Description of the task:
In the entries that follow, how many lines contain "document"? Answer with the number only.

___ Entries ___

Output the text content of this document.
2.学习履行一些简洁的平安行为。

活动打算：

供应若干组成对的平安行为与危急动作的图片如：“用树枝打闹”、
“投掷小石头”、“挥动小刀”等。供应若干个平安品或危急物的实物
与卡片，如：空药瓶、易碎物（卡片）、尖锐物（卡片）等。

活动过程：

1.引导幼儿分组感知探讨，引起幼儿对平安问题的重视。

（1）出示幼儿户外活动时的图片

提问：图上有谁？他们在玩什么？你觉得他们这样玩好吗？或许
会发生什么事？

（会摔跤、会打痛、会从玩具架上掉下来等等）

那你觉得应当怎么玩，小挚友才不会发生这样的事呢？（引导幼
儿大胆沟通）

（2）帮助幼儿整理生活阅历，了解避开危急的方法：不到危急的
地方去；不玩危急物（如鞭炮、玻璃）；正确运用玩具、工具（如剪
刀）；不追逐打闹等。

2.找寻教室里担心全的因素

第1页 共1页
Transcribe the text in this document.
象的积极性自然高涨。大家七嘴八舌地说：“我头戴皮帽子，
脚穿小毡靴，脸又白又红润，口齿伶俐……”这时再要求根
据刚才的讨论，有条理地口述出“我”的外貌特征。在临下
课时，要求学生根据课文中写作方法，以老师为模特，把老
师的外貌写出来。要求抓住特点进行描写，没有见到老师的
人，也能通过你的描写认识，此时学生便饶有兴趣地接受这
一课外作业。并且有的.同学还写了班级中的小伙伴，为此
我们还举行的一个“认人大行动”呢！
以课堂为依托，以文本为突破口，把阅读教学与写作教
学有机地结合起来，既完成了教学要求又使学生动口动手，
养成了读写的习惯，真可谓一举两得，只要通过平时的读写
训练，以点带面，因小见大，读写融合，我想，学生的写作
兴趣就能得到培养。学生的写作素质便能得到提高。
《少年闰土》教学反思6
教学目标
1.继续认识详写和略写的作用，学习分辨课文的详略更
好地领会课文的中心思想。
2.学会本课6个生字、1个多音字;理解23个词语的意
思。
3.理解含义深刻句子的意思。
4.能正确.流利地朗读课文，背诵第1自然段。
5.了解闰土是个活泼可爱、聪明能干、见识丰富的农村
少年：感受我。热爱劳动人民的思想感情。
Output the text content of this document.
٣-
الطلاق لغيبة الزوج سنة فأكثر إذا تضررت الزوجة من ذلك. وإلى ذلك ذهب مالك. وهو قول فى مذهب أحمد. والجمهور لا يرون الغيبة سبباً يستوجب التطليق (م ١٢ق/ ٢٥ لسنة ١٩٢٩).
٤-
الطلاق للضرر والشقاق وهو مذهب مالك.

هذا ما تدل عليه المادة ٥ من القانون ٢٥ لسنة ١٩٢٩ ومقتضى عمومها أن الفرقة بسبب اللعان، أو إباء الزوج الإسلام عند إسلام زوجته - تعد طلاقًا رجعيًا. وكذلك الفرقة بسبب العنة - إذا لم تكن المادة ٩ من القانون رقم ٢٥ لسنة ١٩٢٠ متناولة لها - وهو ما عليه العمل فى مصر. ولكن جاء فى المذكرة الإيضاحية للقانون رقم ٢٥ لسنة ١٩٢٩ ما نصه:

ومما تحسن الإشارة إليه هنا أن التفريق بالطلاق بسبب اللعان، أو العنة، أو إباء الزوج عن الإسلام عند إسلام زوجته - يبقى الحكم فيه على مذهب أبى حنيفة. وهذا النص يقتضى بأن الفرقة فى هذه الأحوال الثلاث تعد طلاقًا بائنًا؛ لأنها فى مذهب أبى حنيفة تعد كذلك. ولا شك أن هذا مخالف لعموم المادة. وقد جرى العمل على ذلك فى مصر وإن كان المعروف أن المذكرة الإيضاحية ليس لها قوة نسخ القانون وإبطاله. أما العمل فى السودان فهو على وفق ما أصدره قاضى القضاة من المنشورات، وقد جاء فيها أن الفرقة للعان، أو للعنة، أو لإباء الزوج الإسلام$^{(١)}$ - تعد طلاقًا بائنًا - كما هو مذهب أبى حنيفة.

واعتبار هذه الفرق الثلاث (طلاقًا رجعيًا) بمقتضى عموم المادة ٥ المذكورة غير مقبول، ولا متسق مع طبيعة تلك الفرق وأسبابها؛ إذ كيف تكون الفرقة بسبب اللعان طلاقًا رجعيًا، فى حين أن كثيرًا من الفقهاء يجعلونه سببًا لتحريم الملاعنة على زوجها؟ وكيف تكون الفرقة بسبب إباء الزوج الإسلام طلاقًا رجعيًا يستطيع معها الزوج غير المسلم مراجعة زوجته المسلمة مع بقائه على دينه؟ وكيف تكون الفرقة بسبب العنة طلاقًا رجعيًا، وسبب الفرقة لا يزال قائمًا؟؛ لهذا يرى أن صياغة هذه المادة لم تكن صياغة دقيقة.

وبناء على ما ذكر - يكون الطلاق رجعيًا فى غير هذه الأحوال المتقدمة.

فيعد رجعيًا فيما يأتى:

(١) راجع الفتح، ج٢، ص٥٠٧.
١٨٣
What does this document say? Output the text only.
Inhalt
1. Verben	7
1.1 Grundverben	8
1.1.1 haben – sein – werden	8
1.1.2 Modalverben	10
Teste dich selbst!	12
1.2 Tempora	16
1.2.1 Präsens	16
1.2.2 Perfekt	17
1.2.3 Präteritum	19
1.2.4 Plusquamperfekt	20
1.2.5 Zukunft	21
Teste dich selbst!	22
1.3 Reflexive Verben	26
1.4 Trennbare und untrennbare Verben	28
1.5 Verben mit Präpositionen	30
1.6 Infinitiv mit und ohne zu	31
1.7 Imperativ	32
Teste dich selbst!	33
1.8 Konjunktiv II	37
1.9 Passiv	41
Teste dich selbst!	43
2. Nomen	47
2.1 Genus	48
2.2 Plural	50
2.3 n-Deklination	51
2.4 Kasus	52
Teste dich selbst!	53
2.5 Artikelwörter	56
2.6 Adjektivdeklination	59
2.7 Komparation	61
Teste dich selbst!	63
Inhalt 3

___

Response:
4